Every record should be copied exactly, except that pictures are to be omitted.

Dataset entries

^^^^^^^^^^^^^^^^

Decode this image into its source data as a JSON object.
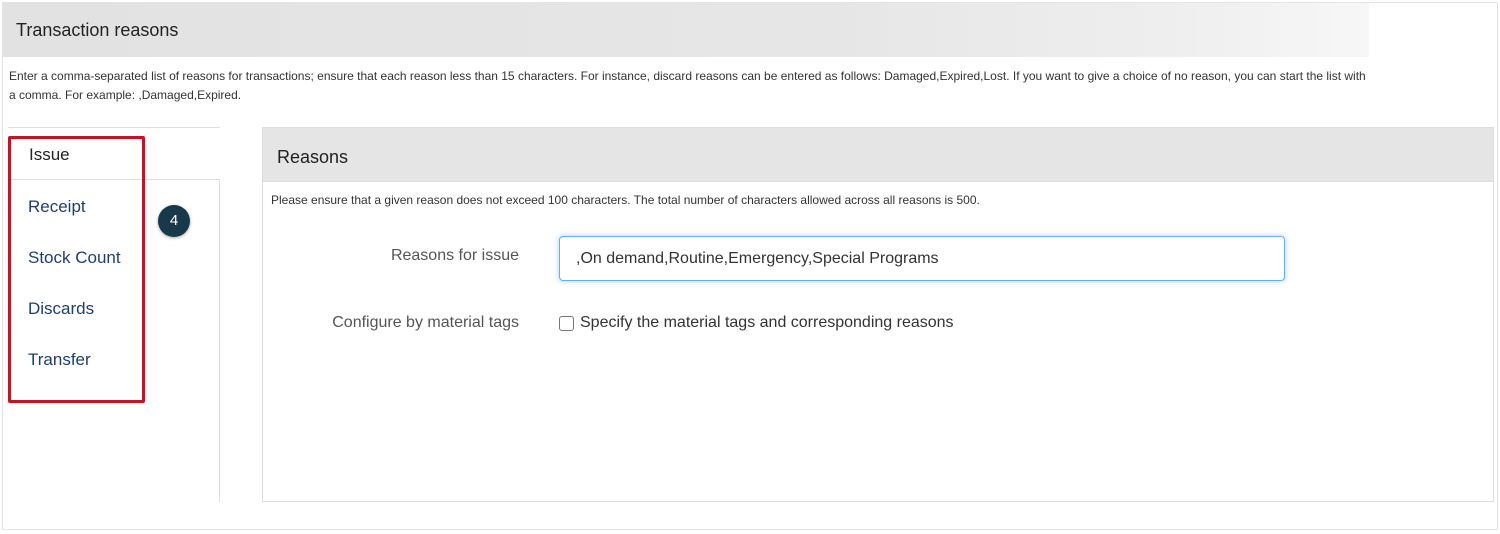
{
  "section": {
    "title": "Transaction reasons",
    "description": "Enter a comma-separated list of reasons for transactions; ensure that each reason less than 15 characters. For instance, discard reasons can be entered as follows: Damaged,Expired,Lost. If you want to give a choice of no reason, you can start the list with a comma. For example: ,Damaged,Expired."
  },
  "nav": {
    "items": [
      {
        "label": "Issue",
        "active": true
      },
      {
        "label": "Receipt",
        "active": false
      },
      {
        "label": "Stock Count",
        "active": false
      },
      {
        "label": "Discards",
        "active": false
      },
      {
        "label": "Transfer",
        "active": false
      }
    ],
    "step_badge": "4"
  },
  "panel": {
    "title": "Reasons",
    "note": "Please ensure that a given reason does not exceed 100 characters. The total number of characters allowed across all reasons is 500.",
    "reasons_label": "Reasons for issue",
    "reasons_value": ",On demand,Routine,Emergency,Special Programs",
    "tags_label": "Configure by material tags",
    "tags_checkbox_label": "Specify the material tags and corresponding reasons",
    "tags_checked": false
  },
  "colors": {
    "highlight": "#c0161f",
    "badge": "#17394a",
    "link": "#1f3f6b",
    "input_focus": "#66afe9"
  }
}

^^^^^^^^^^^^^^^^

EXERCISE OUTPUT:
Decode this image into its source data as a JSON object.
{
  "section": {
    "title": "Transaction reasons",
    "description": "Enter a comma-separated list of reasons for transactions; ensure that each reason less than 15 characters. For instance, discard reasons can be entered as follows: Damaged,Expired,Lost. If you want to give a choice of no reason, you can start the list with a comma. For example: ,Damaged,Expired."
  },
  "nav": {
    "items": [
      {
        "label": "Issue",
        "active": true
      },
      {
        "label": "Receipt",
        "active": false
      },
      {
        "label": "Stock Count",
        "active": false
      },
      {
        "label": "Discards",
        "active": false
      },
      {
        "label": "Transfer",
        "active": false
      }
    ],
    "step_badge": "4"
  },
  "panel": {
    "title": "Reasons",
    "note": "Please ensure that a given reason does not exceed 100 characters. The total number of characters allowed across all reasons is 500.",
    "reasons_label": "Reasons for issue",
    "reasons_value": ",On demand,Routine,Emergency,Special Programs",
    "tags_label": "Configure by material tags",
    "tags_checkbox_label": "Specify the material tags and corresponding reasons",
    "tags_checked": false
  },
  "colors": {
    "highlight": "#c0161f",
    "badge": "#17394a",
    "link": "#1f3f6b",
    "input_focus": "#66afe9"
  }
}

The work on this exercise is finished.